## EXERCISE OBJECTIVE
Quote the following records word for word, beginning at the line that contains "Patent image size: (368, 669)." and ending after the line that contains "The flange 88 is at (262, 282).".
━━ INFORMATION PROVIDED ━━
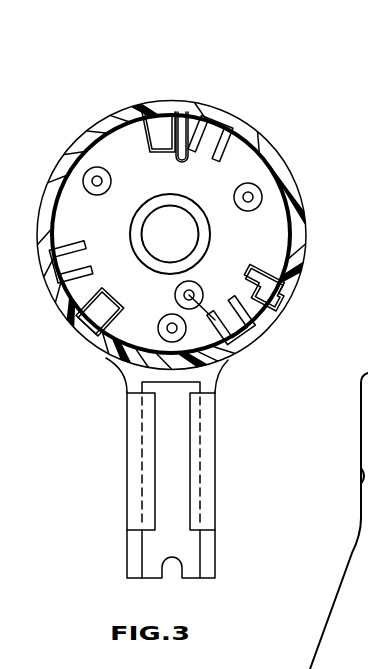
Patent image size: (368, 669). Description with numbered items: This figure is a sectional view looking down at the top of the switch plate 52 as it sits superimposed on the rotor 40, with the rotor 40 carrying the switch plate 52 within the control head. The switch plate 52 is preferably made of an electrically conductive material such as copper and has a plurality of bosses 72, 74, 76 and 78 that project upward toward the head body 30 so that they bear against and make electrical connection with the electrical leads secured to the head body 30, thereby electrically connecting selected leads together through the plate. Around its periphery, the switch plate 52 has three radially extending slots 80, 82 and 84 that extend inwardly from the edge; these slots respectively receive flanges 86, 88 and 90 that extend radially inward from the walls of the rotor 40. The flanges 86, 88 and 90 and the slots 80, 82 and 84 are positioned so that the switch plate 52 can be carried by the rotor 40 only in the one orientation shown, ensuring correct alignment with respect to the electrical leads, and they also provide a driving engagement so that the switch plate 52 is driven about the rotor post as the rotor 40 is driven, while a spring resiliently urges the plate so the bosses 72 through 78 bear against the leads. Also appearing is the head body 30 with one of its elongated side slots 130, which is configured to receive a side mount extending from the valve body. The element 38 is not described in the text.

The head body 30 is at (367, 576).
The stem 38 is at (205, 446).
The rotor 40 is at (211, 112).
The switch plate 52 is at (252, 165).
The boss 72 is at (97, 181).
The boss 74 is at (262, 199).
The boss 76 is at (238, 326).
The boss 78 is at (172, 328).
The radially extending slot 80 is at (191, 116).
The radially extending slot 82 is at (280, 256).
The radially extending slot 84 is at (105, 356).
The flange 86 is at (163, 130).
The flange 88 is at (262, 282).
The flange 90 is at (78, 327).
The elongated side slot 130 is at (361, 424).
━━━
━━ INFORMATION PROVIDED ━━
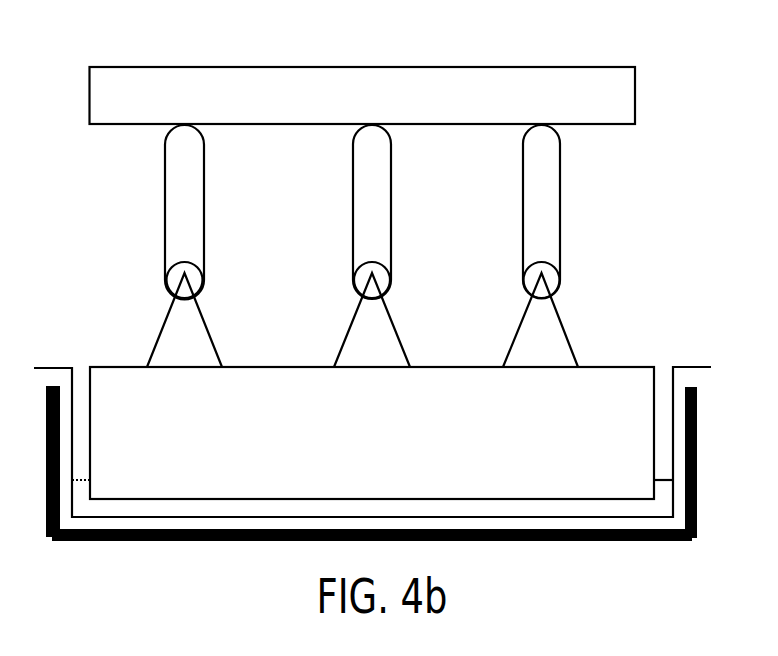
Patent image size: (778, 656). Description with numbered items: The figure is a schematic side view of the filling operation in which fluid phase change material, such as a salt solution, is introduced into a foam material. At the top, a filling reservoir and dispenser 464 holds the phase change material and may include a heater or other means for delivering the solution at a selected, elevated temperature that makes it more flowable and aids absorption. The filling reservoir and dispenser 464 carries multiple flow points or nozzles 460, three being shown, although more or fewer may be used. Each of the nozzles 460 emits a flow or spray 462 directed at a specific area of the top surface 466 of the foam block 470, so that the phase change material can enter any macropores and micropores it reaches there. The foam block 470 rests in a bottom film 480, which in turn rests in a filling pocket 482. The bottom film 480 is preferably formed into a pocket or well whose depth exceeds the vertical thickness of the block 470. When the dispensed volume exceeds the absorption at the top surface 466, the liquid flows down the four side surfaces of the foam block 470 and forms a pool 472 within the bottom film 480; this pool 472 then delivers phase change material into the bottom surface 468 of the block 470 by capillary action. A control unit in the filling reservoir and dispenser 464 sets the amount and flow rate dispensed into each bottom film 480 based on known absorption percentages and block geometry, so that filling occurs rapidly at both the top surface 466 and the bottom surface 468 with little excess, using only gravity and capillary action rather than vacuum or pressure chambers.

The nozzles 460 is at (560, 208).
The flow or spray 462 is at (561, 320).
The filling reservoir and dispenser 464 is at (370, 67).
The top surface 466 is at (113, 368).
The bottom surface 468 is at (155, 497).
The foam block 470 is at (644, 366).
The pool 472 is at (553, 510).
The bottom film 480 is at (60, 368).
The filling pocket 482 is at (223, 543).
━━━
## WRITTEN SOLUTION
Patent image size: (368, 669). Description with numbered items: This figure is a sectional view looking down at the top of the switch plate 52 as it sits superimposed on the rotor 40, with the rotor 40 carrying the switch plate 52 within the control head. The switch plate 52 is preferably made of an electrically conductive material such as copper and has a plurality of bosses 72, 74, 76 and 78 that project upward toward the head body 30 so that they bear against and make electrical connection with the electrical leads secured to the head body 30, thereby electrically connecting selected leads together through the plate. Around its periphery, the switch plate 52 has three radially extending slots 80, 82 and 84 that extend inwardly from the edge; these slots respectively receive flanges 86, 88 and 90 that extend radially inward from the walls of the rotor 40. The flanges 86, 88 and 90 and the slots 80, 82 and 84 are positioned so that the switch plate 52 can be carried by the rotor 40 only in the one orientation shown, ensuring correct alignment with respect to the electrical leads, and they also provide a driving engagement so that the switch plate 52 is driven about the rotor post as the rotor 40 is driven, while a spring resiliently urges the plate so the bosses 72 through 78 bear against the leads. Also appearing is the head body 30 with one of its elongated side slots 130, which is configured to receive a side mount extending from the valve body. The element 38 is not described in the text.

The head body 30 is at (367, 576).
The stem 38 is at (205, 446).
The rotor 40 is at (211, 112).
The switch plate 52 is at (252, 165).
The boss 72 is at (97, 181).
The boss 74 is at (262, 199).
The boss 76 is at (238, 326).
The boss 78 is at (172, 328).
The radially extending slot 80 is at (191, 116).
The radially extending slot 82 is at (280, 256).
The radially extending slot 84 is at (105, 356).
The flange 86 is at (163, 130).
The flange 88 is at (262, 282).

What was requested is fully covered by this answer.